» **MATERIAL FOR THIS TASK**
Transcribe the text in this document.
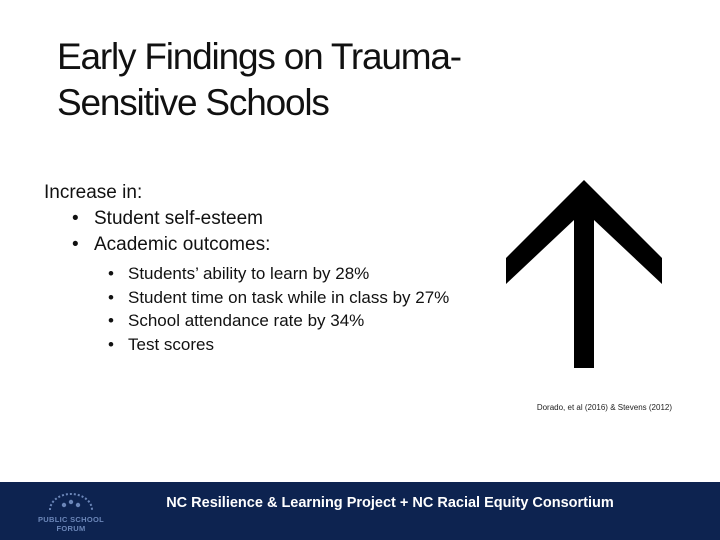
Early Findings on Trauma-Sensitive Schools
Increase in:
• Student self-esteem
• Academic outcomes:
• Students’ ability to learn by 28%
• Student time on task while in class by 27%
• School attendance rate by 34%
• Test scores
Dorado, et al (2016) & Stevens (2012)
PUBLIC SCHOOL
FORUM
NC Resilience & Learning Project + NC Racial Equity Consortium
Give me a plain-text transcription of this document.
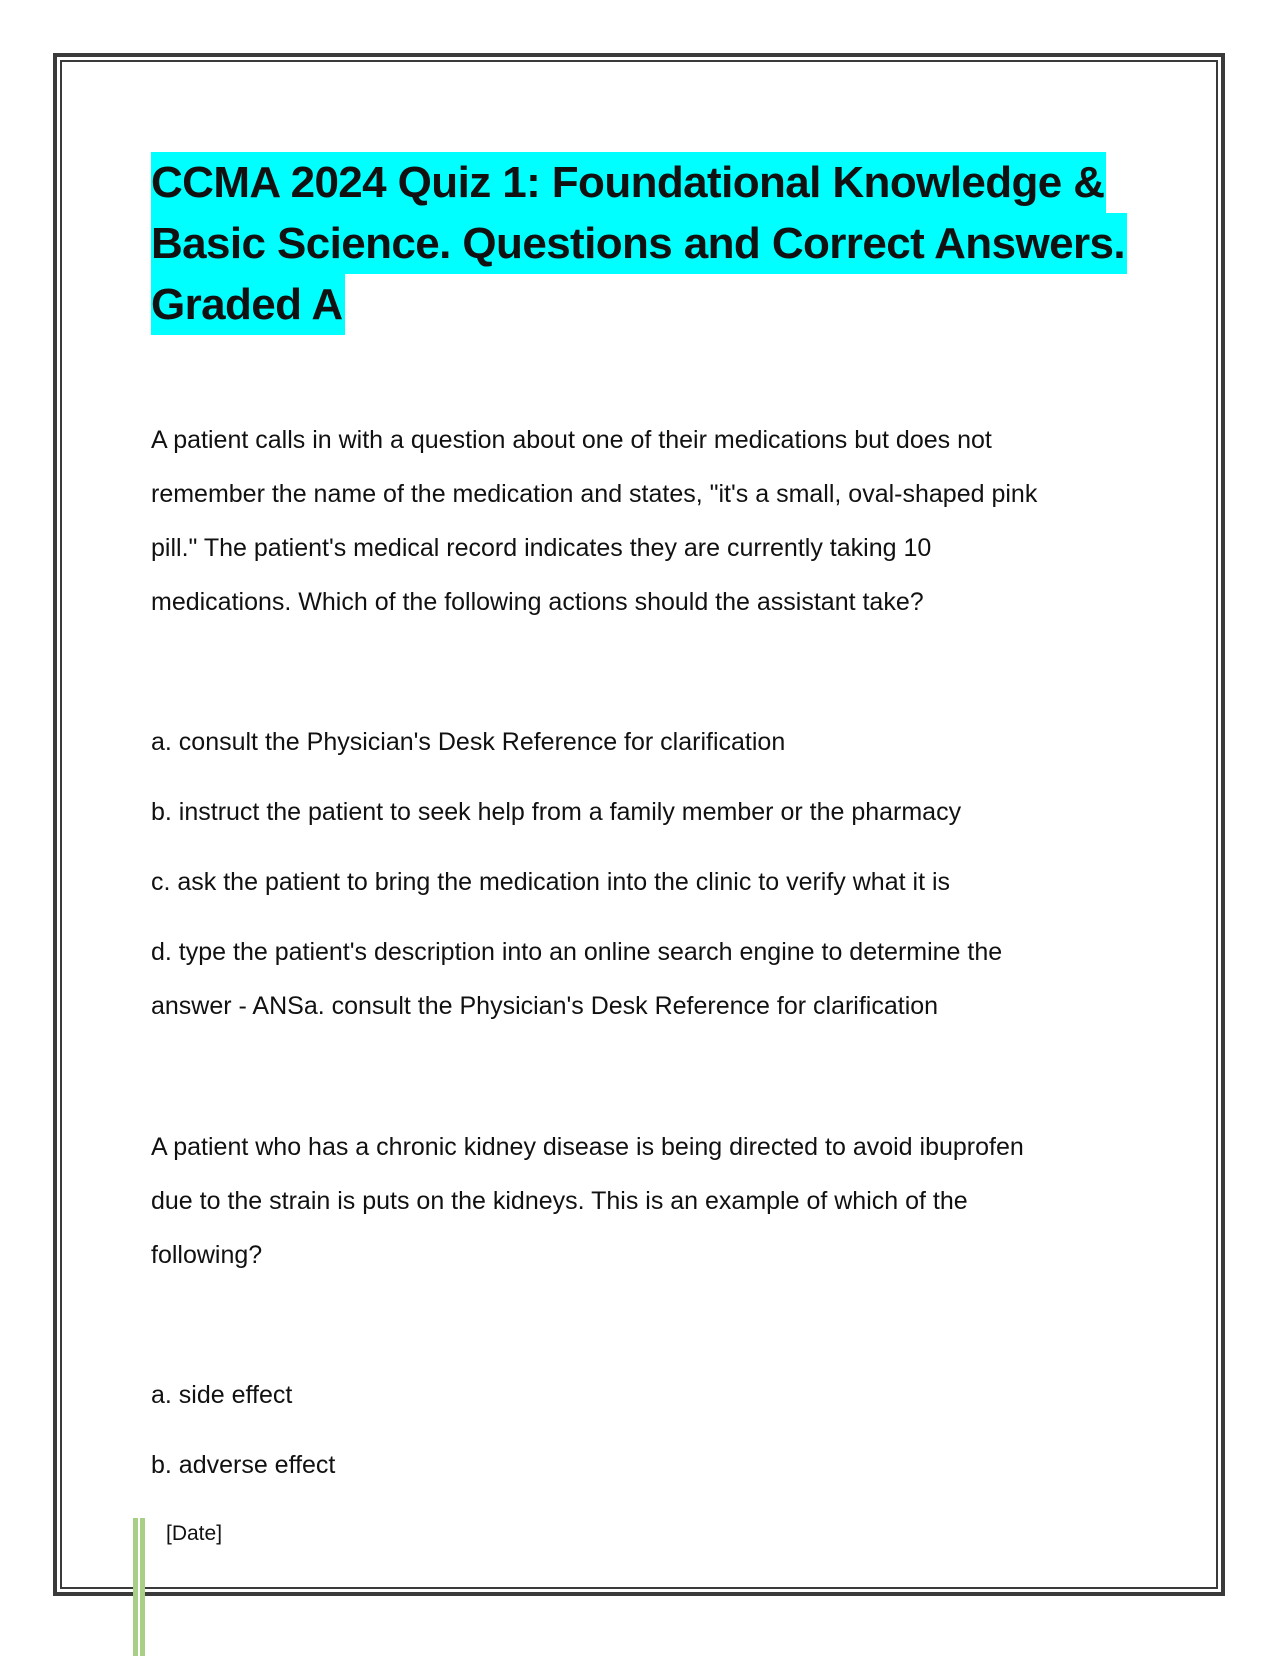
CCMA 2024 Quiz 1: Foundational Knowledge &
Basic Science. Questions and Correct Answers.
Graded A
A patient calls in with a question about one of their medications but does not
remember the name of the medication and states, "it's a small, oval-shaped pink
pill." The patient's medical record indicates they are currently taking 10
medications. Which of the following actions should the assistant take?
a. consult the Physician's Desk Reference for clarification
b. instruct the patient to seek help from a family member or the pharmacy
c. ask the patient to bring the medication into the clinic to verify what it is
d. type the patient's description into an online search engine to determine the
answer - ANSa. consult the Physician's Desk Reference for clarification
A patient who has a chronic kidney disease is being directed to avoid ibuprofen
due to the strain is puts on the kidneys. This is an example of which of the
following?
a. side effect
b. adverse effect
[Date]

» **REQUIRED WORK**
Print each record exactly as it stands, leaving the images out.

» **SOLVED PROBLEM**
Transcribe the text in this document.
Early Findings on Trauma-Sensitive Schools
Increase in:
• Student self-esteem
• Academic outcomes:
• Students’ ability to learn by 28%
• Student time on task while in class by 27%
• School attendance rate by 34%
• Test scores
Dorado, et al (2016) & Stevens (2012)
PUBLIC SCHOOL
FORUM
NC Resilience & Learning Project + NC Racial Equity Consortium
Give me a plain-text transcription of this document.
CCMA 2024 Quiz 1: Foundational Knowledge &
Basic Science. Questions and Correct Answers.
Graded A
A patient calls in with a question about one of their medications but does not
remember the name of the medication and states, "it's a small, oval-shaped pink
pill." The patient's medical record indicates they are currently taking 10
medications. Which of the following actions should the assistant take?
a. consult the Physician's Desk Reference for clarification
b. instruct the patient to seek help from a family member or the pharmacy
c. ask the patient to bring the medication into the clinic to verify what it is
d. type the patient's description into an online search engine to determine the
answer - ANSa. consult the Physician's Desk Reference for clarification
A patient who has a chronic kidney disease is being directed to avoid ibuprofen
due to the strain is puts on the kidneys. This is an example of which of the
following?
a. side effect
b. adverse effect
[Date]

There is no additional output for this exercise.